→ GIVEN EXERCISE
Locate every line that holds the string "Price" and copy it.

→ INFORMATION SHOWN
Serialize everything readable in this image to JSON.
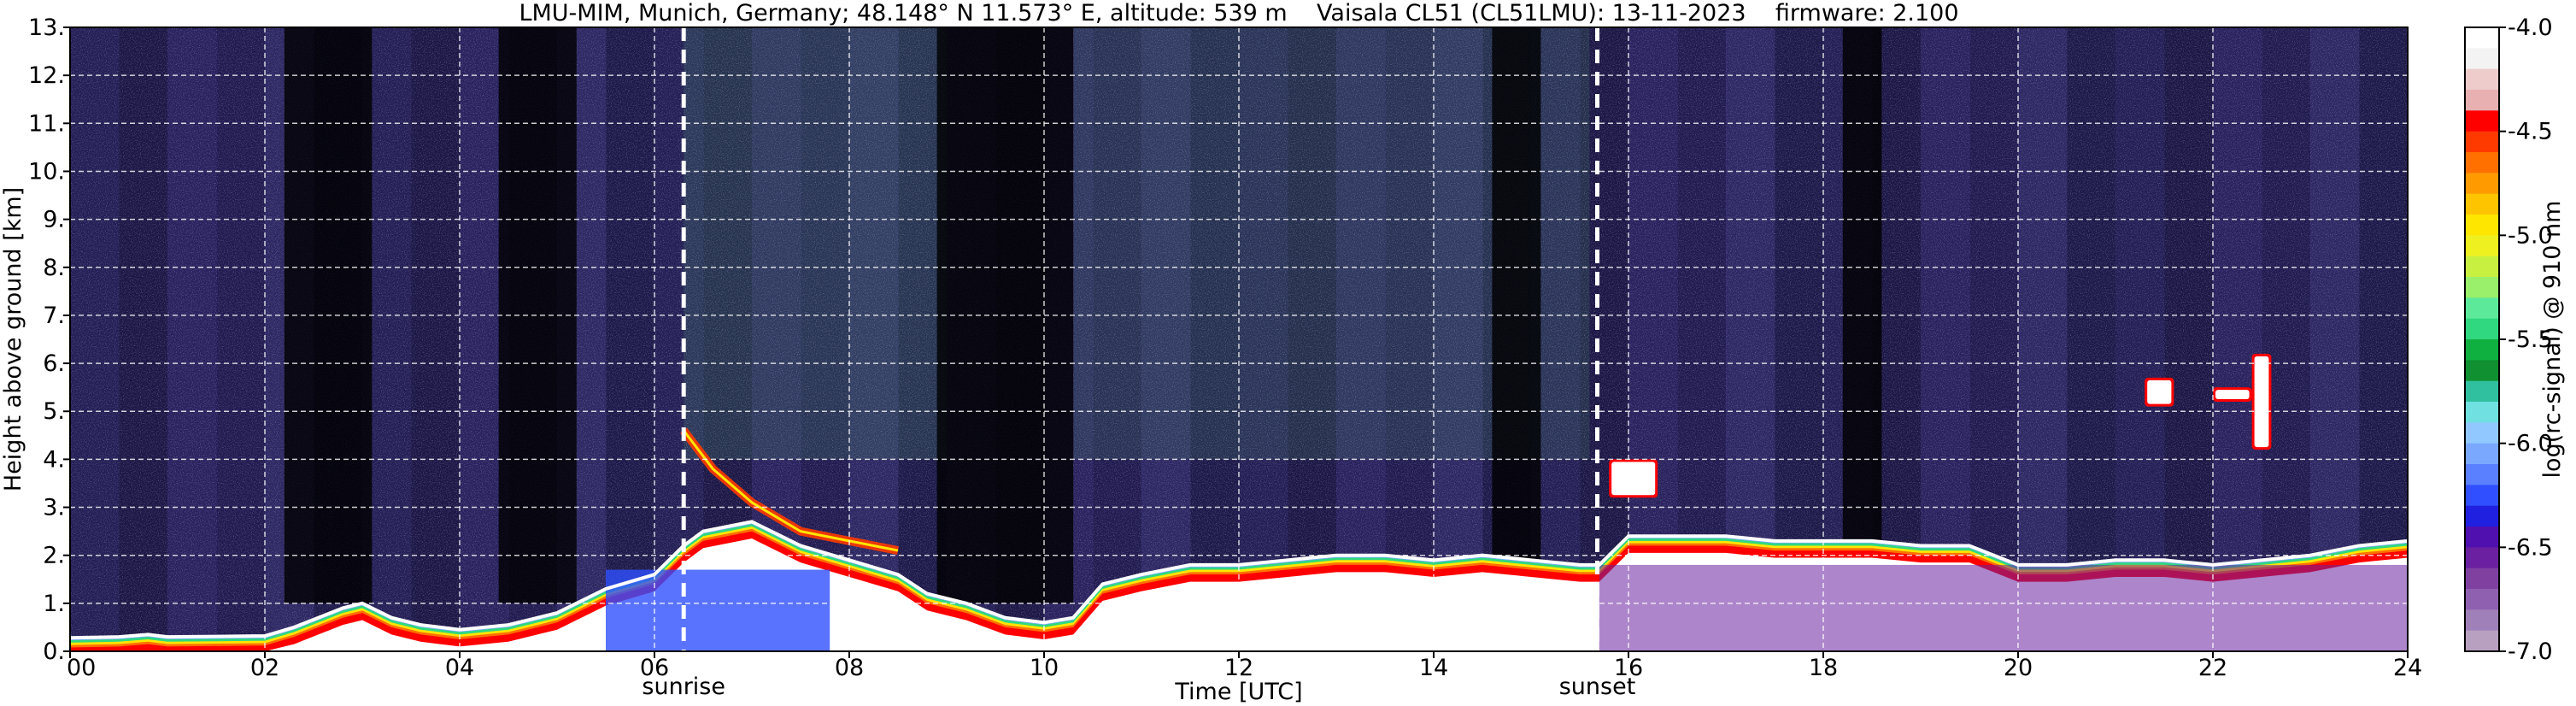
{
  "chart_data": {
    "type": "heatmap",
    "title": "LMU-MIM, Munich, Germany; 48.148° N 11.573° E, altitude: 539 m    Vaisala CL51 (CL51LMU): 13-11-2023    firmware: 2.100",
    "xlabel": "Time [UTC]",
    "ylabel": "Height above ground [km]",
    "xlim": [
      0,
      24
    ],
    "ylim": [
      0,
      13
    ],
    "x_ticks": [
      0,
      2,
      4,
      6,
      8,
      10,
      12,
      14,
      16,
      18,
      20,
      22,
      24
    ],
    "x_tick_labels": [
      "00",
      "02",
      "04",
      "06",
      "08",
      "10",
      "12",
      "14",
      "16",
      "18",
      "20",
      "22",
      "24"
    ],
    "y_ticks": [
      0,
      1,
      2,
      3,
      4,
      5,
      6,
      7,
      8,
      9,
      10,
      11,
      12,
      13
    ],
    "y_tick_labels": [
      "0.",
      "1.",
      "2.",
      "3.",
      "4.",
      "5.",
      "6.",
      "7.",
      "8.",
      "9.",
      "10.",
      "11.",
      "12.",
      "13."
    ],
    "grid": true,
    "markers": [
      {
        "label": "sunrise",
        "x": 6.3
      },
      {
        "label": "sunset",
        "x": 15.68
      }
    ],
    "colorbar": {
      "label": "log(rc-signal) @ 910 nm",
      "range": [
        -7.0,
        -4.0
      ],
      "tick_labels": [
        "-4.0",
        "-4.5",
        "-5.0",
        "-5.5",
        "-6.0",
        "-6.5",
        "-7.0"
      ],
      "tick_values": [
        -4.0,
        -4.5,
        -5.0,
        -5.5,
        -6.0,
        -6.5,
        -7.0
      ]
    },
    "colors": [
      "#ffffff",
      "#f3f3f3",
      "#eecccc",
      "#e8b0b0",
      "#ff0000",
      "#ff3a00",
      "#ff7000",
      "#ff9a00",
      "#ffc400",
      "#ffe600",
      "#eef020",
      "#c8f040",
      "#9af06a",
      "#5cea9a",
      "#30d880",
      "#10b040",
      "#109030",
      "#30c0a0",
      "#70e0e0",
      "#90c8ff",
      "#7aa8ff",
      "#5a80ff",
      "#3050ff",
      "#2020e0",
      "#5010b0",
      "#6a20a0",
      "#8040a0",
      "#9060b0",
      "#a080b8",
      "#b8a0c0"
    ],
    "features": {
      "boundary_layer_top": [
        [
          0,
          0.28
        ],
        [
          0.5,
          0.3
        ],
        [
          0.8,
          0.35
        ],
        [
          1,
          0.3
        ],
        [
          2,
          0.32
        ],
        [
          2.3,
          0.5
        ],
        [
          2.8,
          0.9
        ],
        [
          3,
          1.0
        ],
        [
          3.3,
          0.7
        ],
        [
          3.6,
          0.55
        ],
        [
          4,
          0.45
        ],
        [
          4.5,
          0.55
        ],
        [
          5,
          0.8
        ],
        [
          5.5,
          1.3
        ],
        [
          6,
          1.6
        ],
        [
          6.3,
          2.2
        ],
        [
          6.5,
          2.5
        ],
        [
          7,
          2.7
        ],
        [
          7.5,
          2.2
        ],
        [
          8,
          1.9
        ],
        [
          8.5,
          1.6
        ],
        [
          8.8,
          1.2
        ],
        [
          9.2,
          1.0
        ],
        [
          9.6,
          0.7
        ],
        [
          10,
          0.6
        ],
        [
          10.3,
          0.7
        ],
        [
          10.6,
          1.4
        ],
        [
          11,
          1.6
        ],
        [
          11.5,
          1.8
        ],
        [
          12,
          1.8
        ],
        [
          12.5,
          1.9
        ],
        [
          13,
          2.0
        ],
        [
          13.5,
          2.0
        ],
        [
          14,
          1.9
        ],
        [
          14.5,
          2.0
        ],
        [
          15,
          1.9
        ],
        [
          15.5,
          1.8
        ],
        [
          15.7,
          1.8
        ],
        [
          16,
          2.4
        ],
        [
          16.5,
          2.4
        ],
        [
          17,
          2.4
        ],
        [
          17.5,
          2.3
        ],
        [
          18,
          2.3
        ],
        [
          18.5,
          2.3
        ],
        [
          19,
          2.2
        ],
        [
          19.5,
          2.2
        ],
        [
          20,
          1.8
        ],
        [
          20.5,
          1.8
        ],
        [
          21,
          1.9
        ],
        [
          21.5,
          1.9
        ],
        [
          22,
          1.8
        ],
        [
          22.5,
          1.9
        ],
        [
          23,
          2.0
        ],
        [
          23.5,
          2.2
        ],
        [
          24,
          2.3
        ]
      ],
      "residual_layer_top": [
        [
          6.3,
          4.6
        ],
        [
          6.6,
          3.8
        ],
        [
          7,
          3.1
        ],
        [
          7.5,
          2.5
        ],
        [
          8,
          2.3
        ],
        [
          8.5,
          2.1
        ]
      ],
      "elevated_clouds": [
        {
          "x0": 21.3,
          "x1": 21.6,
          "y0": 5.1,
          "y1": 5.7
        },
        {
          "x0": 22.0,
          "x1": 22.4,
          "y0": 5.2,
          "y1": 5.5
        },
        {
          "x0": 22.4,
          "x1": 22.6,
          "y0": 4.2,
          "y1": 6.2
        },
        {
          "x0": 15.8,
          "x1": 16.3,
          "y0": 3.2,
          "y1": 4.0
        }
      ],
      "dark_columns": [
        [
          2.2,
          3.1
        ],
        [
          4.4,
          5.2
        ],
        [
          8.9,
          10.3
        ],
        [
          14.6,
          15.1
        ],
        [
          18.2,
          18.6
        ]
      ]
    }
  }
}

* * *

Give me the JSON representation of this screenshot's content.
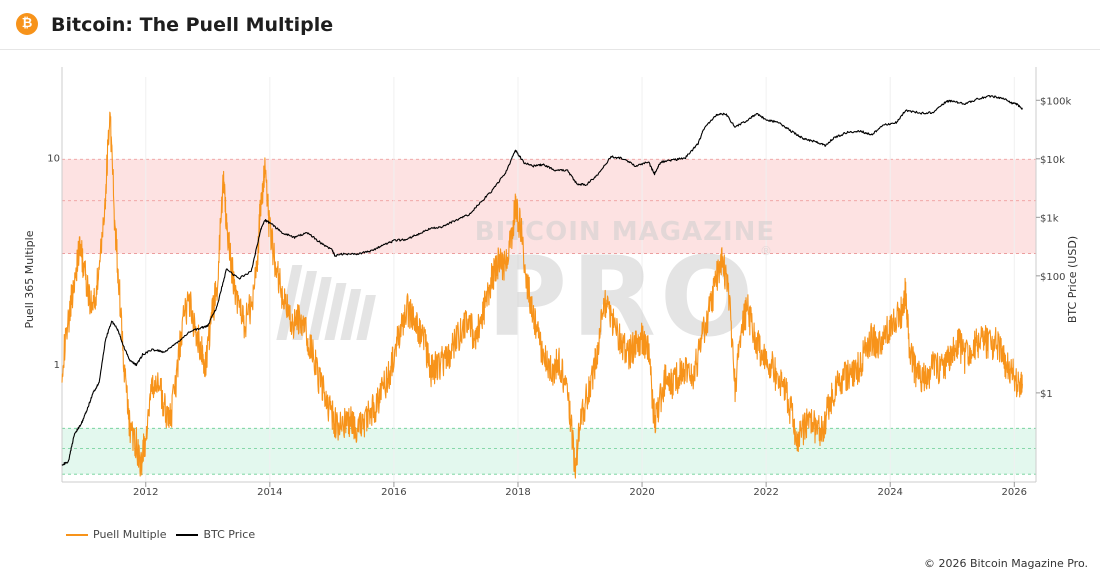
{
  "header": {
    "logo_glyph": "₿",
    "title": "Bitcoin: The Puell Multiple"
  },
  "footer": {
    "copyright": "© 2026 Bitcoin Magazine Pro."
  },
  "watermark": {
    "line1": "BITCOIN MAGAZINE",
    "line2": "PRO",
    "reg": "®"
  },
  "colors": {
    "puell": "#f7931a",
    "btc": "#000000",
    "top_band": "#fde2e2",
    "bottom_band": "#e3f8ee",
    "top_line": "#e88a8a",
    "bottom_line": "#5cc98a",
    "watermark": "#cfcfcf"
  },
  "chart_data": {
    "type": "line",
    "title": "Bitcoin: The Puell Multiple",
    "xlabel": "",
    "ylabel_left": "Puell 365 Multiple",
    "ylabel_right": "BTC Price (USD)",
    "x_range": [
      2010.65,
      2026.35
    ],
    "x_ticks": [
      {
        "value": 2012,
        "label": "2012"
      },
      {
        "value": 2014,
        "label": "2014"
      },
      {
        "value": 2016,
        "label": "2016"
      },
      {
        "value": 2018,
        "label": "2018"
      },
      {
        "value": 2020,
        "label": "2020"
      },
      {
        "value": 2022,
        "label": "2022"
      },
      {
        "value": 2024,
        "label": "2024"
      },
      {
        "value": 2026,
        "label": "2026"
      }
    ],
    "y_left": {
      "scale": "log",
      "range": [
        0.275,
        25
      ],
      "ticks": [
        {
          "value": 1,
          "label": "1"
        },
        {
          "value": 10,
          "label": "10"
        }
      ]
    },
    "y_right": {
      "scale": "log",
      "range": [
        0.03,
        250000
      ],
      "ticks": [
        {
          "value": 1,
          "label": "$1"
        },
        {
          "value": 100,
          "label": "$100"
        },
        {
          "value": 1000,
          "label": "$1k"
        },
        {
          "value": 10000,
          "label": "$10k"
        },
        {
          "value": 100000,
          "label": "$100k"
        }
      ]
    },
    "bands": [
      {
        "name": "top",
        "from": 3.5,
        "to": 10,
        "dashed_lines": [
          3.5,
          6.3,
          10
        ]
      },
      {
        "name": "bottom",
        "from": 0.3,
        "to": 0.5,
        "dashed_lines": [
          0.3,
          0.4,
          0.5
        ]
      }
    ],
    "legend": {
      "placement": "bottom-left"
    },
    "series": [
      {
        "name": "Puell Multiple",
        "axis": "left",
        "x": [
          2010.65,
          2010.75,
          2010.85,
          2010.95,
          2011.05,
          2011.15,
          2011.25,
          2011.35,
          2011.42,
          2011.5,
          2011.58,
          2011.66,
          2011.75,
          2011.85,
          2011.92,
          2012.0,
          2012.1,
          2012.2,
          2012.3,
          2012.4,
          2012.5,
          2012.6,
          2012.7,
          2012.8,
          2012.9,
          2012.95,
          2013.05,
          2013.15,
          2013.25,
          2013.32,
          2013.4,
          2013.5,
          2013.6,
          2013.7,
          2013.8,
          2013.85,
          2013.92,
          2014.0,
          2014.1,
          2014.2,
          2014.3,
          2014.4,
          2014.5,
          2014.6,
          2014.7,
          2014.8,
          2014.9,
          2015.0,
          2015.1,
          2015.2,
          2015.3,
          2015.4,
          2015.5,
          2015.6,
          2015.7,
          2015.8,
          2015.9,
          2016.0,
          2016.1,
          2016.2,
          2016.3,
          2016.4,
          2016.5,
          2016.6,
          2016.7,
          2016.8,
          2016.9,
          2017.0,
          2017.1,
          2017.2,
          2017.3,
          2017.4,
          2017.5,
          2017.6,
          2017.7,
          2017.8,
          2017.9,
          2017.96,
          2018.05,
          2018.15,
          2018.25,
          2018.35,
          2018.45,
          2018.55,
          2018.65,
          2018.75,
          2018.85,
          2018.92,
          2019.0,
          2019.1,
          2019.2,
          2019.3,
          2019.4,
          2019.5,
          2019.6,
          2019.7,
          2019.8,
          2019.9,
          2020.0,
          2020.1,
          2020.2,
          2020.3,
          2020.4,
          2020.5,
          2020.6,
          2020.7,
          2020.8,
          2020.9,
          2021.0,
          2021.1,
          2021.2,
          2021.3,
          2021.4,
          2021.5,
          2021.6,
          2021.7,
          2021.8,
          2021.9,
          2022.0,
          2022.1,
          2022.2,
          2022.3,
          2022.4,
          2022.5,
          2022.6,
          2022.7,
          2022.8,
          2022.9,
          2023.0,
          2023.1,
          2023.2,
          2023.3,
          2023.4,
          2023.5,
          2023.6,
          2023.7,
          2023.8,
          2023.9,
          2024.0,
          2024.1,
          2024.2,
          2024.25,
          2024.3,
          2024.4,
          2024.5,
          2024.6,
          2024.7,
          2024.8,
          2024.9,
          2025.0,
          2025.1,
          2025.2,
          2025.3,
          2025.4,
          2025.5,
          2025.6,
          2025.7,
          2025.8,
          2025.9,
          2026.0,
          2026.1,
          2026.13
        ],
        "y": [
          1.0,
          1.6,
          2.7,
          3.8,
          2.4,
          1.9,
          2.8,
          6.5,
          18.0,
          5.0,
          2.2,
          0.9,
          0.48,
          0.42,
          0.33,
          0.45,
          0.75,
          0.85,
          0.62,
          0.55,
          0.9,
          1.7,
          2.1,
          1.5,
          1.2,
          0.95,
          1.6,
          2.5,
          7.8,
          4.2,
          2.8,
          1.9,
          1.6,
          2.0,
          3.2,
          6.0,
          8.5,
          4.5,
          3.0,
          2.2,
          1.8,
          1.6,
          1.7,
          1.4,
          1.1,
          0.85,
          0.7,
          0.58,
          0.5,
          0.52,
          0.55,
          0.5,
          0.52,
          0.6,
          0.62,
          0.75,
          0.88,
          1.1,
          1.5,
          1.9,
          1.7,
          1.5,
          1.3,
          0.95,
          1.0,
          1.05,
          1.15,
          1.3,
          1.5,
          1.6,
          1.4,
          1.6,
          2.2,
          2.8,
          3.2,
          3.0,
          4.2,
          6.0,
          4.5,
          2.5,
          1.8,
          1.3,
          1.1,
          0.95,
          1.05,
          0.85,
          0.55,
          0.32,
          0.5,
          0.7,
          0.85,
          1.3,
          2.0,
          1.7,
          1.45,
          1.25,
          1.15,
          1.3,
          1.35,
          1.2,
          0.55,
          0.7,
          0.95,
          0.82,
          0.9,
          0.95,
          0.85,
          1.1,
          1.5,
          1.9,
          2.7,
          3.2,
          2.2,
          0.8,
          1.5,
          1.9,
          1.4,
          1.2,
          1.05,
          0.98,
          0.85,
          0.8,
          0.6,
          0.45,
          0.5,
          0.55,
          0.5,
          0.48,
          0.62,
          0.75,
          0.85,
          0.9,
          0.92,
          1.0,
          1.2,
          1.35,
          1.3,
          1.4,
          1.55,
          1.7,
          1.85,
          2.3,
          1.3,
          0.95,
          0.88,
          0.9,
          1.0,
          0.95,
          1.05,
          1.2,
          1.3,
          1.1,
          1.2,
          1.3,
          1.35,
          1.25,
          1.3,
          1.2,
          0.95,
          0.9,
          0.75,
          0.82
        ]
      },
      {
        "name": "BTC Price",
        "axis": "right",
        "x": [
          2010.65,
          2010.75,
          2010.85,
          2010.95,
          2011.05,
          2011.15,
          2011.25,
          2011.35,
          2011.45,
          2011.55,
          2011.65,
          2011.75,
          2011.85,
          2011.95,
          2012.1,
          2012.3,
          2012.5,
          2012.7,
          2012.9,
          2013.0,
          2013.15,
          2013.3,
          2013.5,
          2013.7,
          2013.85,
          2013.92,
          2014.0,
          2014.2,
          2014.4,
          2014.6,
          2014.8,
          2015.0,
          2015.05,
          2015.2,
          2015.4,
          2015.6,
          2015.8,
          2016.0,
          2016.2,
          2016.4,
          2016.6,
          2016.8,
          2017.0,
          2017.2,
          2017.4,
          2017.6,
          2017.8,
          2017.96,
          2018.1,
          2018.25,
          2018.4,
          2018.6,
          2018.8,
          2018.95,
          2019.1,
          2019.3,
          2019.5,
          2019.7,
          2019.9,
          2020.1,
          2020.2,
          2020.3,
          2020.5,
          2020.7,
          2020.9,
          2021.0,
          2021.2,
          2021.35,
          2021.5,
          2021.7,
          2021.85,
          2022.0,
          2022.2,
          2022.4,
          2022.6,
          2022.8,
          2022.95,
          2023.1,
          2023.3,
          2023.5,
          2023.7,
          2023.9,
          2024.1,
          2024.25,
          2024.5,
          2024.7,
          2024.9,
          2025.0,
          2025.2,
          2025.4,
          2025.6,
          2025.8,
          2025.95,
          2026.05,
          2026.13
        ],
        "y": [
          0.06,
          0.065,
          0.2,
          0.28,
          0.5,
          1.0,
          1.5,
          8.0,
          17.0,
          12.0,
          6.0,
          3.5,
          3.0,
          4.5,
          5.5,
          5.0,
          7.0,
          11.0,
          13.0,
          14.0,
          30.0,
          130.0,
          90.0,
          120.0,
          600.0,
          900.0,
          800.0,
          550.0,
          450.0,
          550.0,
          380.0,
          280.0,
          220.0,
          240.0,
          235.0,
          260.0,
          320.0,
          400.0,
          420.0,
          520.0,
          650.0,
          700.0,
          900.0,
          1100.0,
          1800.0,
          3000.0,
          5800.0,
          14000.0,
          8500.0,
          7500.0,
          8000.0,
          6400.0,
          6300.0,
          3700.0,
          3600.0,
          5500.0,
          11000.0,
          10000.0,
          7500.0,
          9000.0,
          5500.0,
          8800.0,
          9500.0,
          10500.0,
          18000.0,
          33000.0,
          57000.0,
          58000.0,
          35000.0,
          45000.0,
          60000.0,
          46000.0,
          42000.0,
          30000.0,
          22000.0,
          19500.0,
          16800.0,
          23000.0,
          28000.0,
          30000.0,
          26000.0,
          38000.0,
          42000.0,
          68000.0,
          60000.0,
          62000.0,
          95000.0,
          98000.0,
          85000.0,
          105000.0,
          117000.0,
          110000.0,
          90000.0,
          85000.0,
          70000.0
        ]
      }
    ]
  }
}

→ TASK SOLUTION
    "ylabel_right": "BTC Price (USD)",
        "name": "BTC Price",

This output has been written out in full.